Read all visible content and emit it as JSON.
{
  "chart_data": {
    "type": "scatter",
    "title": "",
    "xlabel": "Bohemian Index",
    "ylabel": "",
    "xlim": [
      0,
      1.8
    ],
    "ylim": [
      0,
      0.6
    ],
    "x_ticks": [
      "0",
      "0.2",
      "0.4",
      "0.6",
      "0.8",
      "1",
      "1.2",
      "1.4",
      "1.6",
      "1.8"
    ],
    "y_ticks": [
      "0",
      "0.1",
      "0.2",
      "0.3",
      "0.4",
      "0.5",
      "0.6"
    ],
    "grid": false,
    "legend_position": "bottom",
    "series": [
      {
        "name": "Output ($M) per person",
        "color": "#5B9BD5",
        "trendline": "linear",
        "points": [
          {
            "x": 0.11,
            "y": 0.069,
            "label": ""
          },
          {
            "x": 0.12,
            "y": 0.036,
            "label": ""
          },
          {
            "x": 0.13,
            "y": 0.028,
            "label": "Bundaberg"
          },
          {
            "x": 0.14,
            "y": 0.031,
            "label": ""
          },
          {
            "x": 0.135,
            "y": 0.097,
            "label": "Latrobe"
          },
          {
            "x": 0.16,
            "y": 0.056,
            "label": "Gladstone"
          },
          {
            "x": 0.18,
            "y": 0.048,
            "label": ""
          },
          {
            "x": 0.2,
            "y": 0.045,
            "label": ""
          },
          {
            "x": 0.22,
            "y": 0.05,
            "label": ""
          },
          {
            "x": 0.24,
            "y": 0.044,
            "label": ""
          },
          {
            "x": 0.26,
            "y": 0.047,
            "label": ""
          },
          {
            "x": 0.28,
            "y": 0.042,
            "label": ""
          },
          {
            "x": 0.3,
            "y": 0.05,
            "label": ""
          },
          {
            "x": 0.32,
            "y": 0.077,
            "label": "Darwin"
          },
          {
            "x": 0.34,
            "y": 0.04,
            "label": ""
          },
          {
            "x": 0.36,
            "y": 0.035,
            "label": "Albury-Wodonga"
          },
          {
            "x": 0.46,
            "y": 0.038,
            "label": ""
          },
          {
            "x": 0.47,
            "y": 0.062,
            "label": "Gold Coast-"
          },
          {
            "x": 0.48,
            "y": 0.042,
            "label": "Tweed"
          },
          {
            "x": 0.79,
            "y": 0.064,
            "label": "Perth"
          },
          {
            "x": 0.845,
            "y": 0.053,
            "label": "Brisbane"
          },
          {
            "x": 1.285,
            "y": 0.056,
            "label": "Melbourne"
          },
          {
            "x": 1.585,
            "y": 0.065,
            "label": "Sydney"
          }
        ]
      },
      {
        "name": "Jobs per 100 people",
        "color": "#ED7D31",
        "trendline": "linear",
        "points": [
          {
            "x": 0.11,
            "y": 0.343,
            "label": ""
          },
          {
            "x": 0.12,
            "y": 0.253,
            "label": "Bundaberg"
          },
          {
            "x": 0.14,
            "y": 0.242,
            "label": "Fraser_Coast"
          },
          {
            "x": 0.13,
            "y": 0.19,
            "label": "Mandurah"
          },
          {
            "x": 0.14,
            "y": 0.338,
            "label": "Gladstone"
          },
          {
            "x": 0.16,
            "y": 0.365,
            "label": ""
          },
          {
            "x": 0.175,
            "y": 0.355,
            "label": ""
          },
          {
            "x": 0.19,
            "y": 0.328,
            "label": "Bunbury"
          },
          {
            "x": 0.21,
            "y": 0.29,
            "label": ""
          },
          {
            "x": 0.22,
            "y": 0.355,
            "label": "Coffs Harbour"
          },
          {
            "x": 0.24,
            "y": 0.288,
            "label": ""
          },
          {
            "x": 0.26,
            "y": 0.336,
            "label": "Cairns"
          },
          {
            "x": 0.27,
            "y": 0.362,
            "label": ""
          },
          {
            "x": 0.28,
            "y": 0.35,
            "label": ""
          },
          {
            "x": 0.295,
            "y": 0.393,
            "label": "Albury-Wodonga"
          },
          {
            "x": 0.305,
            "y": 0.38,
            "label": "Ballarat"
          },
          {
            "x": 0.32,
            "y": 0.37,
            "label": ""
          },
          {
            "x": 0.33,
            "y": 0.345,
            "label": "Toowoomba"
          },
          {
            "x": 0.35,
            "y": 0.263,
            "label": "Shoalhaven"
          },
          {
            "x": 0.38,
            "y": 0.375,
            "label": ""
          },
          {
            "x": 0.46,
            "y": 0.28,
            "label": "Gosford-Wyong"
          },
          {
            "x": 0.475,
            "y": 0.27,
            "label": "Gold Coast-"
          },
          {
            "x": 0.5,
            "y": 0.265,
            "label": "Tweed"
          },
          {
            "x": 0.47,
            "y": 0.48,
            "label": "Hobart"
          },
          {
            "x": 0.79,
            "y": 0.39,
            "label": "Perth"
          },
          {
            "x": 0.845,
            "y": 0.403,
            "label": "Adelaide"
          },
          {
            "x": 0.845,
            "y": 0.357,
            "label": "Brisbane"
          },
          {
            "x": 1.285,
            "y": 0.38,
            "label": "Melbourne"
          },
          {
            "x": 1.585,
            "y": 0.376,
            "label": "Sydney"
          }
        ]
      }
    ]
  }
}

__Problem requirements__: Copy out the full material exactly as it appears.

__Response for this exercise__:
Read all visible content and emit it as JSON.
{
  "chart_data": {
    "type": "scatter",
    "title": "",
    "xlabel": "Bohemian Index",
    "ylabel": "",
    "xlim": [
      0,
      1.8
    ],
    "ylim": [
      0,
      0.6
    ],
    "x_ticks": [
      "0",
      "0.2",
      "0.4",
      "0.6",
      "0.8",
      "1",
      "1.2",
      "1.4",
      "1.6",
      "1.8"
    ],
    "y_ticks": [
      "0",
      "0.1",
      "0.2",
      "0.3",
      "0.4",
      "0.5",
      "0.6"
    ],
    "grid": false,
    "legend_position": "bottom",
    "series": [
      {
        "name": "Output ($M) per person",
        "color": "#5B9BD5",
        "trendline": "linear",
        "points": [
          {
            "x": 0.11,
            "y": 0.069,
            "label": ""
          },
          {
            "x": 0.12,
            "y": 0.036,
            "label": ""
          },
          {
            "x": 0.13,
            "y": 0.028,
            "label": "Bundaberg"
          },
          {
            "x": 0.14,
            "y": 0.031,
            "label": ""
          },
          {
            "x": 0.135,
            "y": 0.097,
            "label": "Latrobe"
          },
          {
            "x": 0.16,
            "y": 0.056,
            "label": "Gladstone"
          },
          {
            "x": 0.18,
            "y": 0.048,
            "label": ""
          },
          {
            "x": 0.2,
            "y": 0.045,
            "label": ""
          },
          {
            "x": 0.22,
            "y": 0.05,
            "label": ""
          },
          {
            "x": 0.24,
            "y": 0.044,
            "label": ""
          },
          {
            "x": 0.26,
            "y": 0.047,
            "label": ""
          },
          {
            "x": 0.28,
            "y": 0.042,
            "label": ""
          },
          {
            "x": 0.3,
            "y": 0.05,
            "label": ""
          },
          {
            "x": 0.32,
            "y": 0.077,
            "label": "Darwin"
          },
          {
            "x": 0.34,
            "y": 0.04,
            "label": ""
          },
          {
            "x": 0.36,
            "y": 0.035,
            "label": "Albury-Wodonga"
          },
          {
            "x": 0.46,
            "y": 0.038,
            "label": ""
          },
          {
            "x": 0.47,
            "y": 0.062,
            "label": "Gold Coast-"
          },
          {
            "x": 0.48,
            "y": 0.042,
            "label": "Tweed"
          },
          {
            "x": 0.79,
            "y": 0.064,
            "label": "Perth"
          },
          {
            "x": 0.845,
            "y": 0.053,
            "label": "Brisbane"
          },
          {
            "x": 1.285,
            "y": 0.056,
            "label": "Melbourne"
          },
          {
            "x": 1.585,
            "y": 0.065,
            "label": "Sydney"
          }
        ]
      },
      {
        "name": "Jobs per 100 people",
        "color": "#ED7D31",
        "trendline": "linear",
        "points": [
          {
            "x": 0.11,
            "y": 0.343,
            "label": ""
          },
          {
            "x": 0.12,
            "y": 0.253,
            "label": "Bundaberg"
          },
          {
            "x": 0.14,
            "y": 0.242,
            "label": "Fraser_Coast"
          },
          {
            "x": 0.13,
            "y": 0.19,
            "label": "Mandurah"
          },
          {
            "x": 0.14,
            "y": 0.338,
            "label": "Gladstone"
          },
          {
            "x": 0.16,
            "y": 0.365,
            "label": ""
          },
          {
            "x": 0.175,
            "y": 0.355,
            "label": ""
          },
          {
            "x": 0.19,
            "y": 0.328,
            "label": "Bunbury"
          },
          {
            "x": 0.21,
            "y": 0.29,
            "label": ""
          },
          {
            "x": 0.22,
            "y": 0.355,
            "label": "Coffs Harbour"
          },
          {
            "x": 0.24,
            "y": 0.288,
            "label": ""
          },
          {
            "x": 0.26,
            "y": 0.336,
            "label": "Cairns"
          },
          {
            "x": 0.27,
            "y": 0.362,
            "label": ""
          },
          {
            "x": 0.28,
            "y": 0.35,
            "label": ""
          },
          {
            "x": 0.295,
            "y": 0.393,
            "label": "Albury-Wodonga"
          },
          {
            "x": 0.305,
            "y": 0.38,
            "label": "Ballarat"
          },
          {
            "x": 0.32,
            "y": 0.37,
            "label": ""
          },
          {
            "x": 0.33,
            "y": 0.345,
            "label": "Toowoomba"
          },
          {
            "x": 0.35,
            "y": 0.263,
            "label": "Shoalhaven"
          },
          {
            "x": 0.38,
            "y": 0.375,
            "label": ""
          },
          {
            "x": 0.46,
            "y": 0.28,
            "label": "Gosford-Wyong"
          },
          {
            "x": 0.475,
            "y": 0.27,
            "label": "Gold Coast-"
          },
          {
            "x": 0.5,
            "y": 0.265,
            "label": "Tweed"
          },
          {
            "x": 0.47,
            "y": 0.48,
            "label": "Hobart"
          },
          {
            "x": 0.79,
            "y": 0.39,
            "label": "Perth"
          },
          {
            "x": 0.845,
            "y": 0.403,
            "label": "Adelaide"
          },
          {
            "x": 0.845,
            "y": 0.357,
            "label": "Brisbane"
          },
          {
            "x": 1.285,
            "y": 0.38,
            "label": "Melbourne"
          },
          {
            "x": 1.585,
            "y": 0.376,
            "label": "Sydney"
          }
        ]
      }
    ]
  }
}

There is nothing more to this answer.